- **Data entries**
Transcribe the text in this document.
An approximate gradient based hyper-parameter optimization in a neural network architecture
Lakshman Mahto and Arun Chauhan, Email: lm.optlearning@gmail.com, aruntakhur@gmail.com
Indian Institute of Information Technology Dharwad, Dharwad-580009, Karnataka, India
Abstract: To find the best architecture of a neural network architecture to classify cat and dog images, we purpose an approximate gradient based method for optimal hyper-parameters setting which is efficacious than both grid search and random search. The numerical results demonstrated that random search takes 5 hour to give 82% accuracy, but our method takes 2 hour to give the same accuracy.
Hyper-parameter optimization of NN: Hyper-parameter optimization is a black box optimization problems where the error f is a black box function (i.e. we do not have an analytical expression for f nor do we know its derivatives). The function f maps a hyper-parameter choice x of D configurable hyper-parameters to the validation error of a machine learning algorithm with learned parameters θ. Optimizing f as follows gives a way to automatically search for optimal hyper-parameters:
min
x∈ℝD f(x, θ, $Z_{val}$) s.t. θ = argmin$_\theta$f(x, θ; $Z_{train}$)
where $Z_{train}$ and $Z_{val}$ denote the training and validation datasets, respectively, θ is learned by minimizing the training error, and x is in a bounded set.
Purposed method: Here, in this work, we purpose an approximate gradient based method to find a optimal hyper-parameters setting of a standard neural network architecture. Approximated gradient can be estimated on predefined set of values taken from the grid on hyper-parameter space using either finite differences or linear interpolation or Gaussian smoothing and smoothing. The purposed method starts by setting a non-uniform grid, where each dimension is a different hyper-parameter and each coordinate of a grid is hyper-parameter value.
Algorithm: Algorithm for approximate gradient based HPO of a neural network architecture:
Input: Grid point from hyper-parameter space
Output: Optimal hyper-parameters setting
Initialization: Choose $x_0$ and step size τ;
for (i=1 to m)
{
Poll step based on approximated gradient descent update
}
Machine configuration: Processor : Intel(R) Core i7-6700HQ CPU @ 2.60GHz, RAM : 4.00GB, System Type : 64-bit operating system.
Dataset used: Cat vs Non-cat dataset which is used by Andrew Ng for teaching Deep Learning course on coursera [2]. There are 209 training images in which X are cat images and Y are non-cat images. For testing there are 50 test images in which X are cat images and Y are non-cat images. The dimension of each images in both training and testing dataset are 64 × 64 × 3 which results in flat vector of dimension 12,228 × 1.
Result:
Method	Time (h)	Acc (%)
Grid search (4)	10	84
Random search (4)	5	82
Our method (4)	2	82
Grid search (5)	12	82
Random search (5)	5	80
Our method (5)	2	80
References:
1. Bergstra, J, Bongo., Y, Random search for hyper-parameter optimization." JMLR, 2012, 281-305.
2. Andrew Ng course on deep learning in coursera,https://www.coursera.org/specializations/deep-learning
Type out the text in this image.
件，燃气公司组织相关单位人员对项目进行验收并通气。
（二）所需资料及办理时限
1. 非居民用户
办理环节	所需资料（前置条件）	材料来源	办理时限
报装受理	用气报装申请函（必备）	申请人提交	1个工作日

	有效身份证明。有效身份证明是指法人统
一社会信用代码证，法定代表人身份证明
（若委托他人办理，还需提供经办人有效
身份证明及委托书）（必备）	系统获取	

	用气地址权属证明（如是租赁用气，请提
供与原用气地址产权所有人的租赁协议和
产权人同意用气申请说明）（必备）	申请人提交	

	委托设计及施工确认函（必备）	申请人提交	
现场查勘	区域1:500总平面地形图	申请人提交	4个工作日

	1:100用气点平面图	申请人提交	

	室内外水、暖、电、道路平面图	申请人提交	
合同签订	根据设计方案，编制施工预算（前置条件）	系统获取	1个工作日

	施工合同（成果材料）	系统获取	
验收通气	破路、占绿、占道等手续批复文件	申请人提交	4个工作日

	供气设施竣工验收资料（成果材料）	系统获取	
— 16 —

- **Required task**
Repeat each record exactly, leaving nothing out.

- **Task answer**
Transcribe the text in this document.
An approximate gradient based hyper-parameter optimization in a neural network architecture
Lakshman Mahto and Arun Chauhan, Email: lm.optlearning@gmail.com, aruntakhur@gmail.com
Indian Institute of Information Technology Dharwad, Dharwad-580009, Karnataka, India
Abstract: To find the best architecture of a neural network architecture to classify cat and dog images, we purpose an approximate gradient based method for optimal hyper-parameters setting which is efficacious than both grid search and random search. The numerical results demonstrated that random search takes 5 hour to give 82% accuracy, but our method takes 2 hour to give the same accuracy.
Hyper-parameter optimization of NN: Hyper-parameter optimization is a black box optimization problems where the error f is a black box function (i.e. we do not have an analytical expression for f nor do we know its derivatives). The function f maps a hyper-parameter choice x of D configurable hyper-parameters to the validation error of a machine learning algorithm with learned parameters θ. Optimizing f as follows gives a way to automatically search for optimal hyper-parameters:
min
x∈ℝD f(x, θ, $Z_{val}$) s.t. θ = argmin$_\theta$f(x, θ; $Z_{train}$)
where $Z_{train}$ and $Z_{val}$ denote the training and validation datasets, respectively, θ is learned by minimizing the training error, and x is in a bounded set.
Purposed method: Here, in this work, we purpose an approximate gradient based method to find a optimal hyper-parameters setting of a standard neural network architecture. Approximated gradient can be estimated on predefined set of values taken from the grid on hyper-parameter space using either finite differences or linear interpolation or Gaussian smoothing and smoothing. The purposed method starts by setting a non-uniform grid, where each dimension is a different hyper-parameter and each coordinate of a grid is hyper-parameter value.
Algorithm: Algorithm for approximate gradient based HPO of a neural network architecture:
Input: Grid point from hyper-parameter space
Output: Optimal hyper-parameters setting
Initialization: Choose $x_0$ and step size τ;
for (i=1 to m)
{
Poll step based on approximated gradient descent update
}
Machine configuration: Processor : Intel(R) Core i7-6700HQ CPU @ 2.60GHz, RAM : 4.00GB, System Type : 64-bit operating system.
Dataset used: Cat vs Non-cat dataset which is used by Andrew Ng for teaching Deep Learning course on coursera [2]. There are 209 training images in which X are cat images and Y are non-cat images. For testing there are 50 test images in which X are cat images and Y are non-cat images. The dimension of each images in both training and testing dataset are 64 × 64 × 3 which results in flat vector of dimension 12,228 × 1.
Result:
Method	Time (h)	Acc (%)
Grid search (4)	10	84
Random search (4)	5	82
Our method (4)	2	82
Grid search (5)	12	82
Random search (5)	5	80
Our method (5)	2	80
References:
1. Bergstra, J, Bongo., Y, Random search for hyper-parameter optimization." JMLR, 2012, 281-305.
2. Andrew Ng course on deep learning in coursera,https://www.coursera.org/specializations/deep-learning
Type out the text in this image.
件，燃气公司组织相关单位人员对项目进行验收并通气。
（二）所需资料及办理时限
1. 非居民用户
办理环节	所需资料（前置条件）	材料来源	办理时限
报装受理	用气报装申请函（必备）	申请人提交	1个工作日

	有效身份证明。有效身份证明是指法人统
一社会信用代码证，法定代表人身份证明
（若委托他人办理，还需提供经办人有效
身份证明及委托书）（必备）	系统获取	

	用气地址权属证明（如是租赁用气，请提
供与原用气地址产权所有人的租赁协议和
产权人同意用气申请说明）（必备）	申请人提交	

	委托设计及施工确认函（必备）	申请人提交	
现场查勘	区域1:500总平面地形图	申请人提交	4个工作日

	1:100用气点平面图	申请人提交	

	室内外水、暖、电、道路平面图	申请人提交	
合同签订	根据设计方案，编制施工预算（前置条件）	系统获取	1个工作日

	施工合同（成果材料）	系统获取	
验收通气	破路、占绿、占道等手续批复文件	申请人提交	4个工作日

	供气设施竣工验收资料（成果材料）	系统获取	
— 16 —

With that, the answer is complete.